[Element and coordinate entries]
____

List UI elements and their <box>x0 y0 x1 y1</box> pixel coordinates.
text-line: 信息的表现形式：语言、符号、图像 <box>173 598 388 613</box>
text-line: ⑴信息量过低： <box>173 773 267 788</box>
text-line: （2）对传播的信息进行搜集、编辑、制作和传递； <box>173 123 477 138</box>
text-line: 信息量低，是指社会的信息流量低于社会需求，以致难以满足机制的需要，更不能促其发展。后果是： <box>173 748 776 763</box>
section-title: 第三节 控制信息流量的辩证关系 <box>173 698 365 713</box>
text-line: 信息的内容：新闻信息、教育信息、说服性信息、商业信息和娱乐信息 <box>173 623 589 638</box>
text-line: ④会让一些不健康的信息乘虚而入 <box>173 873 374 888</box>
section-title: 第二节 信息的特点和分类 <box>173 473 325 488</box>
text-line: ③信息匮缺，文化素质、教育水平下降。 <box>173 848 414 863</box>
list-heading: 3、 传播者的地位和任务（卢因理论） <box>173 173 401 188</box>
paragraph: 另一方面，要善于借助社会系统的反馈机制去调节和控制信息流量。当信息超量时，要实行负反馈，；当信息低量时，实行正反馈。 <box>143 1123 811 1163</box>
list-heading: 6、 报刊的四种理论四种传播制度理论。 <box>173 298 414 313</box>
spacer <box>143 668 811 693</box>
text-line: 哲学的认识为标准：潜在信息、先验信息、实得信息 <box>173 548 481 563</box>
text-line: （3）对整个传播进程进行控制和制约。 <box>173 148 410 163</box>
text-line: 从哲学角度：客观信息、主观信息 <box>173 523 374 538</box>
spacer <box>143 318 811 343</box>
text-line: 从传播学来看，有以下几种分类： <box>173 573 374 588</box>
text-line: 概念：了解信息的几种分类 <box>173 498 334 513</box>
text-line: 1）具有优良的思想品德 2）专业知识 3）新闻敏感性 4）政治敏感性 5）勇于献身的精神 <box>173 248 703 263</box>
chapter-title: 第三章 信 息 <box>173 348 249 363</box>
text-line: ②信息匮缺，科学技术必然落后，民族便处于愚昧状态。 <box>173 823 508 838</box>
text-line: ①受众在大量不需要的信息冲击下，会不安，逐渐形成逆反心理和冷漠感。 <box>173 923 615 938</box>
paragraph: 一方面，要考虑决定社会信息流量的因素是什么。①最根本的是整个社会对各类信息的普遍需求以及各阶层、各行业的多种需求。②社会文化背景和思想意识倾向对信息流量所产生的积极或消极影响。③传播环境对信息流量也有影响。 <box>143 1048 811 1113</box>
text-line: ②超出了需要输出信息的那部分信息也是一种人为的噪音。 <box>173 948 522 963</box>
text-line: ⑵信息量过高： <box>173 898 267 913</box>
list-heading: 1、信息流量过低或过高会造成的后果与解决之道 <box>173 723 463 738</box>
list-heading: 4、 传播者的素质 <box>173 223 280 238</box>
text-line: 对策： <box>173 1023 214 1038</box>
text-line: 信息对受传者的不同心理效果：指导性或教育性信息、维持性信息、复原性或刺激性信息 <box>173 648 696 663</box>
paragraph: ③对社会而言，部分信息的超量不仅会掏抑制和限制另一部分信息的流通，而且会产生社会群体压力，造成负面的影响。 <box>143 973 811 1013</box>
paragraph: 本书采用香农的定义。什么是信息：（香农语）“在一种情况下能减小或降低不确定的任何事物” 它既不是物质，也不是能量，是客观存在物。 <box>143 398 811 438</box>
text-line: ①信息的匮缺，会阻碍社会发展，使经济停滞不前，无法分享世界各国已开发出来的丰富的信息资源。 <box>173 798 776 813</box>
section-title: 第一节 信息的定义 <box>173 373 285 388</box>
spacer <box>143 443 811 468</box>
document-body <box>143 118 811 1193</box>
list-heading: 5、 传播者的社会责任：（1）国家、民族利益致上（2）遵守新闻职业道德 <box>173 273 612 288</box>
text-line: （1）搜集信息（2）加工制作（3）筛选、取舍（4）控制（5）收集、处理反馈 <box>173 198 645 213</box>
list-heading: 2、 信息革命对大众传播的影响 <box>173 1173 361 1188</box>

____

§ **Work to do**
Please transcribe everything from the start of the entries down to and including the line that contains "text-line: 哲学的认识为标准：潜在信息、先验信息、实得信息 <box>173".

§ **Answer in full**
List UI elements and their <box>x0 y0 x1 y1</box> pixel coordinates.
text-line: 信息的表现形式：语言、符号、图像 <box>173 598 388 613</box>
text-line: ⑴信息量过低： <box>173 773 267 788</box>
text-line: （2）对传播的信息进行搜集、编辑、制作和传递； <box>173 123 477 138</box>
text-line: 信息量低，是指社会的信息流量低于社会需求，以致难以满足机制的需要，更不能促其发展。后果是： <box>173 748 776 763</box>
section-title: 第三节 控制信息流量的辩证关系 <box>173 698 365 713</box>
text-line: 信息的内容：新闻信息、教育信息、说服性信息、商业信息和娱乐信息 <box>173 623 589 638</box>
text-line: ④会让一些不健康的信息乘虚而入 <box>173 873 374 888</box>
section-title: 第二节 信息的特点和分类 <box>173 473 325 488</box>
text-line: ③信息匮缺，文化素质、教育水平下降。 <box>173 848 414 863</box>
list-heading: 3、 传播者的地位和任务（卢因理论） <box>173 173 401 188</box>
paragraph: 另一方面，要善于借助社会系统的反馈机制去调节和控制信息流量。当信息超量时，要实行负反馈，；当信息低量时，实行正反馈。 <box>143 1123 811 1163</box>
list-heading: 6、 报刊的四种理论四种传播制度理论。 <box>173 298 414 313</box>
spacer <box>143 668 811 693</box>
text-line: 哲学的认识为标准：潜在信息、先验信息、实得信息 <box>173 548 481 563</box>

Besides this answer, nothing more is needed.